PROBLEM STATEMENT ->
The job is to find each line in the entries holding the string "décubitus" and copy that line.

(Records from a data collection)
------------------------------------------------------------

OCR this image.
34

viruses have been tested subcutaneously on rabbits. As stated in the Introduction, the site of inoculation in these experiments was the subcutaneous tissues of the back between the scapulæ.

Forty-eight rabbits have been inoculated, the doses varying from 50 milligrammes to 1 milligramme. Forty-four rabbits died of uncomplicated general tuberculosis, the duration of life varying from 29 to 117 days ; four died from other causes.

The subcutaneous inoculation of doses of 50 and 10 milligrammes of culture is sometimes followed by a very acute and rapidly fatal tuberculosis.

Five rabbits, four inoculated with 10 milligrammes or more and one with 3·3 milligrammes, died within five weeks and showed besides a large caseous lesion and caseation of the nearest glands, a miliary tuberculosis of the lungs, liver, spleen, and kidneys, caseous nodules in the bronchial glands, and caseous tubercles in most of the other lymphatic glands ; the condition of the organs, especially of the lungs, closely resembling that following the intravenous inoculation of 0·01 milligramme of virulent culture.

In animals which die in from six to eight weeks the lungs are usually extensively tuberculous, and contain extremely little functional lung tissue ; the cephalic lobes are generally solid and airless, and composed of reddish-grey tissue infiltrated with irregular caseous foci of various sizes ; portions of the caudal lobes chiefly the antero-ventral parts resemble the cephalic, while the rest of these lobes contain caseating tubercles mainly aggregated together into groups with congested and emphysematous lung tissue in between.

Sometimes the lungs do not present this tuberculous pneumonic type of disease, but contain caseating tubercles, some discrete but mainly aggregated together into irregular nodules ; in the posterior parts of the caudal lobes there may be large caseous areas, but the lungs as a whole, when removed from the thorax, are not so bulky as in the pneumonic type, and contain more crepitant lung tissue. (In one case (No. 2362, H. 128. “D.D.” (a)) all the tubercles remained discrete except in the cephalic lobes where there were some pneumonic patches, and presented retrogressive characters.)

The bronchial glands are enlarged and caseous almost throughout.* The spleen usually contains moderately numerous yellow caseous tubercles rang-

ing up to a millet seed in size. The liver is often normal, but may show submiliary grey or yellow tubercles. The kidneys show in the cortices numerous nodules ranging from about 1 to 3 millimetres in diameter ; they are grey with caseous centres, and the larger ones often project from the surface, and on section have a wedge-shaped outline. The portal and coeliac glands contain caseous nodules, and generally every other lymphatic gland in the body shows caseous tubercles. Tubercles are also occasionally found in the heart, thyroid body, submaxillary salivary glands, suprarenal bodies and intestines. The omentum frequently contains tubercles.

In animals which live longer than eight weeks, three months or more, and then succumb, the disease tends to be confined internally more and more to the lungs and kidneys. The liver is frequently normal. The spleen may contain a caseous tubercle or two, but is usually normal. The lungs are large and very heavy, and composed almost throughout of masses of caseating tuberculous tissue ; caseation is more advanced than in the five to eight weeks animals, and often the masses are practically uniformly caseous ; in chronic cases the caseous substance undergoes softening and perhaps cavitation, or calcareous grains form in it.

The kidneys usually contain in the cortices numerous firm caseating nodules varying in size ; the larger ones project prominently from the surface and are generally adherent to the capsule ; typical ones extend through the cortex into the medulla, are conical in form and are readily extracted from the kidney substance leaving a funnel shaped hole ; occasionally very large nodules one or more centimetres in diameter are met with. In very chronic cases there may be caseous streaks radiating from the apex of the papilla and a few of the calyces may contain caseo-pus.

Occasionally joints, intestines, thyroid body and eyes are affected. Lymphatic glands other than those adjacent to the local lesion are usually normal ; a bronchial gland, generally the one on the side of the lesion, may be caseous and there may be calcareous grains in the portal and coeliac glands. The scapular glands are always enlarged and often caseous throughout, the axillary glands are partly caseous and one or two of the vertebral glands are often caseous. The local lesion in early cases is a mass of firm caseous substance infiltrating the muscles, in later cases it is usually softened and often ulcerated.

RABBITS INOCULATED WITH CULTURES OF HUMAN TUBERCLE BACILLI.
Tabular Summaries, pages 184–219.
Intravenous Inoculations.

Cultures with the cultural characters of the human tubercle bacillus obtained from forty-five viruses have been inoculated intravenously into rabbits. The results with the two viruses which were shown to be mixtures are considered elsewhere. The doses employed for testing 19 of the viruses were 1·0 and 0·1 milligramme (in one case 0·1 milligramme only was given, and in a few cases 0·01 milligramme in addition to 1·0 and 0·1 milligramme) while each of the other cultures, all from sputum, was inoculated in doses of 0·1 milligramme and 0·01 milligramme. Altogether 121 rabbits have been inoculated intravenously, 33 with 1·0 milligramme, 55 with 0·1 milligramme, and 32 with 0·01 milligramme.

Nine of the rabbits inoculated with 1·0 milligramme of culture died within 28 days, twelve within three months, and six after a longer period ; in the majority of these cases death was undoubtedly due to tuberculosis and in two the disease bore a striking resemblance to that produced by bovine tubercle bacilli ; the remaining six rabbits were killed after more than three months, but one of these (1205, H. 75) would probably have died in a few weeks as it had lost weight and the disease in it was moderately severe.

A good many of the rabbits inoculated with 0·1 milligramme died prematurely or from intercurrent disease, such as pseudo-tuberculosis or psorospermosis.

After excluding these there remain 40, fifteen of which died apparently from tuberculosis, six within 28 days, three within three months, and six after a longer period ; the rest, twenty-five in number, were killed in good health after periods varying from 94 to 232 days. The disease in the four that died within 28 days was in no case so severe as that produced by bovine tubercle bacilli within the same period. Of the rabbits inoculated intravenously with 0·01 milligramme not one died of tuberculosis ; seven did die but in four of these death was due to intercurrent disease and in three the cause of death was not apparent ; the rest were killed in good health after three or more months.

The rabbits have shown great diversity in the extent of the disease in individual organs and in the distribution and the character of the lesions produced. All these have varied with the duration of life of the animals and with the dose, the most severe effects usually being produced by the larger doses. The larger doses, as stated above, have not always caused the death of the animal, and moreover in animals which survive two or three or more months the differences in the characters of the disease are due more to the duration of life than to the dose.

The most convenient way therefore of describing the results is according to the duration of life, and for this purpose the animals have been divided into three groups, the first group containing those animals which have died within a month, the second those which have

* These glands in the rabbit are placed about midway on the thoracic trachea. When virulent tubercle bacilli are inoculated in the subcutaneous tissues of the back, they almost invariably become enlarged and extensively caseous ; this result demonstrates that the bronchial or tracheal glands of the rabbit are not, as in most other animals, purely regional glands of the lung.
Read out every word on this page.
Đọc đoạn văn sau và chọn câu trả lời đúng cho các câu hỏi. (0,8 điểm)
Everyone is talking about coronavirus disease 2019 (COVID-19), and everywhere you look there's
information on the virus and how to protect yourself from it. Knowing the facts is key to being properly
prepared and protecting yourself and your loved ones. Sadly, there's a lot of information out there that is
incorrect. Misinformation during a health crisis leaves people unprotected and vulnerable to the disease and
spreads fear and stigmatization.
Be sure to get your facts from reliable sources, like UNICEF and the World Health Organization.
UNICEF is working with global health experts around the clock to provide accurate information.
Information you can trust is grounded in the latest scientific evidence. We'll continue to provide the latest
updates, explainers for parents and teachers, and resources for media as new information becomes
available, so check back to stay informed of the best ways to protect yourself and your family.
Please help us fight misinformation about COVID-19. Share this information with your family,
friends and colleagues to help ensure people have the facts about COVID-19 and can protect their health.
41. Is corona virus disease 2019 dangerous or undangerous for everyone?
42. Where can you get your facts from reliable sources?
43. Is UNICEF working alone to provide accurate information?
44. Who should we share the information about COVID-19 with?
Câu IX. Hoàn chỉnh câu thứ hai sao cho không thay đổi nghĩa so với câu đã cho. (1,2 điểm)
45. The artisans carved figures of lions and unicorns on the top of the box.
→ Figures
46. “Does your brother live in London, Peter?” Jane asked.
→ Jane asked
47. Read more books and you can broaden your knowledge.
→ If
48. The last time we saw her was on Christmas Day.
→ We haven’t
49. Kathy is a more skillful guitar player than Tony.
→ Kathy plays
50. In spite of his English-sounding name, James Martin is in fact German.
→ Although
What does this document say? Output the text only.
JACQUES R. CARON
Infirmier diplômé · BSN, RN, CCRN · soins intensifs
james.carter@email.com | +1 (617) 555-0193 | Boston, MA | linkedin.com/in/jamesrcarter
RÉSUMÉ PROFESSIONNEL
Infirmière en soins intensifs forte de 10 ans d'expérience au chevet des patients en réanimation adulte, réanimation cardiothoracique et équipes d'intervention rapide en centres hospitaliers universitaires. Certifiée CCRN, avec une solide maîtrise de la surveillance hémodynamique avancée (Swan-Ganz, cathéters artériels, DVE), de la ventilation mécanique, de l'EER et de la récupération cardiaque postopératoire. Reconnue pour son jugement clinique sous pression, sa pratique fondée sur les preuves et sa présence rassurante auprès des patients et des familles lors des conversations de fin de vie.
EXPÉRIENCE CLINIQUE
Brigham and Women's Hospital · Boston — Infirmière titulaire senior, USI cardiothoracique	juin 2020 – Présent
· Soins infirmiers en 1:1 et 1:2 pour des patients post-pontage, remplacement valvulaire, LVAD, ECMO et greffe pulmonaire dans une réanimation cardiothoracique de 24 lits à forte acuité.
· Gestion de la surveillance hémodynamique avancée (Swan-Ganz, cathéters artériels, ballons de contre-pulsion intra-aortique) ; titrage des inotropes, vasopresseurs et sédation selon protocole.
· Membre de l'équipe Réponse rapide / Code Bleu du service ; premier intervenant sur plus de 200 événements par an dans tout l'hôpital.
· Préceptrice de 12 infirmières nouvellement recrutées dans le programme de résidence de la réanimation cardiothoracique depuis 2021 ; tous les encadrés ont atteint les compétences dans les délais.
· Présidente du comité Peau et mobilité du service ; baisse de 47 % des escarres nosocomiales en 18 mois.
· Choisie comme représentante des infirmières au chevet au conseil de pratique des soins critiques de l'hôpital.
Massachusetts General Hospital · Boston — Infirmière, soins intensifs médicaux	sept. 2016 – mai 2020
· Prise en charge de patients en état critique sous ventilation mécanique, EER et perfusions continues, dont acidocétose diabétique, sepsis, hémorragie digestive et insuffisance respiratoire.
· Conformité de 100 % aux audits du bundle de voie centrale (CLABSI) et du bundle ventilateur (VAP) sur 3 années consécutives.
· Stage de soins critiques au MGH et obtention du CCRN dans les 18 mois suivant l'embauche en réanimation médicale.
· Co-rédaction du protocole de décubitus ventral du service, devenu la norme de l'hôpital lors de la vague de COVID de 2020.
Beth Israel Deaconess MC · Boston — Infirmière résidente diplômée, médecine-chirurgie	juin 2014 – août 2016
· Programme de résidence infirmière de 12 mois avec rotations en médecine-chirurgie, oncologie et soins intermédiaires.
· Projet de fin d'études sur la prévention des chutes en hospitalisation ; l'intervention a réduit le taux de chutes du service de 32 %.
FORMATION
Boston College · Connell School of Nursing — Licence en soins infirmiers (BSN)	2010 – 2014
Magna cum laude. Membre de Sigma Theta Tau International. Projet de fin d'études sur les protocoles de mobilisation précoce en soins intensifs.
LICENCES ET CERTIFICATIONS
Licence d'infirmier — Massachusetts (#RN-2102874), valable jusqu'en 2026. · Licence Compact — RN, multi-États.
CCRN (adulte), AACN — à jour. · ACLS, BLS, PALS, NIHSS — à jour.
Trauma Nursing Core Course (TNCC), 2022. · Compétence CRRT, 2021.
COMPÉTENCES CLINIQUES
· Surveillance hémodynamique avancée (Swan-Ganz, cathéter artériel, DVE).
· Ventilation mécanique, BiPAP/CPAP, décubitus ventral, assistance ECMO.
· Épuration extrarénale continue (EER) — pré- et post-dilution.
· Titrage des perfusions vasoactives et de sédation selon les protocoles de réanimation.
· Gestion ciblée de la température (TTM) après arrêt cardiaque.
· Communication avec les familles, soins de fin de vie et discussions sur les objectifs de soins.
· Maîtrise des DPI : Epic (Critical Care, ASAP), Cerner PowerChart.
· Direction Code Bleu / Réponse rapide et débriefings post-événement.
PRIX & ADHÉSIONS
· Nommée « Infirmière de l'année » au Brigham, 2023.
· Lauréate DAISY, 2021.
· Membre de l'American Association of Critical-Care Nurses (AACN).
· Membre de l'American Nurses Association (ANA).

------------------------------------------------------------

EXPECTED ANSWER ->
· Co-rédaction du protocole de décubitus ventral du service, devenu la norme de l'hôpital lors de la vague de COVID de 2020.
· Ventilation mécanique, BiPAP/CPAP, décubitus ventral, assistance ECMO.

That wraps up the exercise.